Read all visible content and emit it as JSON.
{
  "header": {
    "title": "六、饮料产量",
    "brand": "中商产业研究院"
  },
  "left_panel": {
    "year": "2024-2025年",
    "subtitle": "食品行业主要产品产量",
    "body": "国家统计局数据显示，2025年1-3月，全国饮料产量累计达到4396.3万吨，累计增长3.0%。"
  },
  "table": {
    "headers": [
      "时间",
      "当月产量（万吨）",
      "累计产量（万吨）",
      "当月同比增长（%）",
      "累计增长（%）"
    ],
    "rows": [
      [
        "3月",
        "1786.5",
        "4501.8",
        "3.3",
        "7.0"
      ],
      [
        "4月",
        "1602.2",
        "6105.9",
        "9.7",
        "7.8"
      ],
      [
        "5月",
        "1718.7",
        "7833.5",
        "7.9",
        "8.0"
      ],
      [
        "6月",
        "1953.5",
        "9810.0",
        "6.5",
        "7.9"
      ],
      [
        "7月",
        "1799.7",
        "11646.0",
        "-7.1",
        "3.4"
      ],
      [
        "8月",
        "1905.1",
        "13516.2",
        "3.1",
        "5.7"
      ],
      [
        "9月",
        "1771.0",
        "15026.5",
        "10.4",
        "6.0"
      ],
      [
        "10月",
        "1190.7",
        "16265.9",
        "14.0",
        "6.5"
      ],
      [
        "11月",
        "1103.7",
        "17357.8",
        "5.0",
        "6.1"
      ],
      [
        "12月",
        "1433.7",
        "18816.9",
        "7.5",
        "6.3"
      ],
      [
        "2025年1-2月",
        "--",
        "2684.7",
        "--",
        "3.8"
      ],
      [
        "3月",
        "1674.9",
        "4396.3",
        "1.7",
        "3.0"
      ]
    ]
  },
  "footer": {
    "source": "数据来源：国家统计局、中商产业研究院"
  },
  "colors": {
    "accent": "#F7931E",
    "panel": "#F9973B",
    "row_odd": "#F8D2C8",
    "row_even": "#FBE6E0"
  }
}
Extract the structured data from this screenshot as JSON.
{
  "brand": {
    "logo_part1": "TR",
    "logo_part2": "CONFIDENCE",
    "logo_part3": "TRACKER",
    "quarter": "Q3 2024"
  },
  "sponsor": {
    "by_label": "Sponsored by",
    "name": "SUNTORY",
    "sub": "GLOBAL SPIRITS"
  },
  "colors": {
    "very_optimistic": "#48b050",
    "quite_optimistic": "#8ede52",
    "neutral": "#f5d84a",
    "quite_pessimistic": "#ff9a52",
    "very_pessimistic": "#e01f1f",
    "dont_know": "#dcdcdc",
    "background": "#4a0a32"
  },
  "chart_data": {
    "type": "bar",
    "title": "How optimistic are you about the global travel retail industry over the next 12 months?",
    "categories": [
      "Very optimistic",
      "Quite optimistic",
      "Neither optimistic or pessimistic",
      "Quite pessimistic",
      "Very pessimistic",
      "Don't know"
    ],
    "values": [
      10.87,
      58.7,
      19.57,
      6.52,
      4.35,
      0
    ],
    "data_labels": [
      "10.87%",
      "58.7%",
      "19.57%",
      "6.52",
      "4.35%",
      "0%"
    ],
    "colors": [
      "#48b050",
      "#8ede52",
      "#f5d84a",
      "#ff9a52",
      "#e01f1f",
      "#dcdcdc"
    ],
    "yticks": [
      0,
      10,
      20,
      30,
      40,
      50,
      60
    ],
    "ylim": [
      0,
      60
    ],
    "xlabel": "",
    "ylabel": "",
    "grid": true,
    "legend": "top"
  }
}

----------------------------------------

→ SET PROBLEM: Beginning at the line that holds "Extract the structured", write out word for word each line through the end of the records.

→ ANSWER IN FULL:
Extract the structured data from this screenshot as JSON.
{
  "brand": {
    "logo_part1": "TR",
    "logo_part2": "CONFIDENCE",
    "logo_part3": "TRACKER",
    "quarter": "Q3 2024"
  },
  "sponsor": {
    "by_label": "Sponsored by",
    "name": "SUNTORY",
    "sub": "GLOBAL SPIRITS"
  },
  "colors": {
    "very_optimistic": "#48b050",
    "quite_optimistic": "#8ede52",
    "neutral": "#f5d84a",
    "quite_pessimistic": "#ff9a52",
    "very_pessimistic": "#e01f1f",
    "dont_know": "#dcdcdc",
    "background": "#4a0a32"
  },
  "chart_data": {
    "type": "bar",
    "title": "How optimistic are you about the global travel retail industry over the next 12 months?",
    "categories": [
      "Very optimistic",
      "Quite optimistic",
      "Neither optimistic or pessimistic",
      "Quite pessimistic",
      "Very pessimistic",
      "Don't know"
    ],
    "values": [
      10.87,
      58.7,
      19.57,
      6.52,
      4.35,
      0
    ],
    "data_labels": [
      "10.87%",
      "58.7%",
      "19.57%",
      "6.52",
      "4.35%",
      "0%"
    ],
    "colors": [
      "#48b050",
      "#8ede52",
      "#f5d84a",
      "#ff9a52",
      "#e01f1f",
      "#dcdcdc"
    ],
    "yticks": [
      0,
      10,
      20,
      30,
      40,
      50,
      60
    ],
    "ylim": [
      0,
      60
    ],
    "xlabel": "",
    "ylabel": "",
    "grid": true,
    "legend": "top"
  }
}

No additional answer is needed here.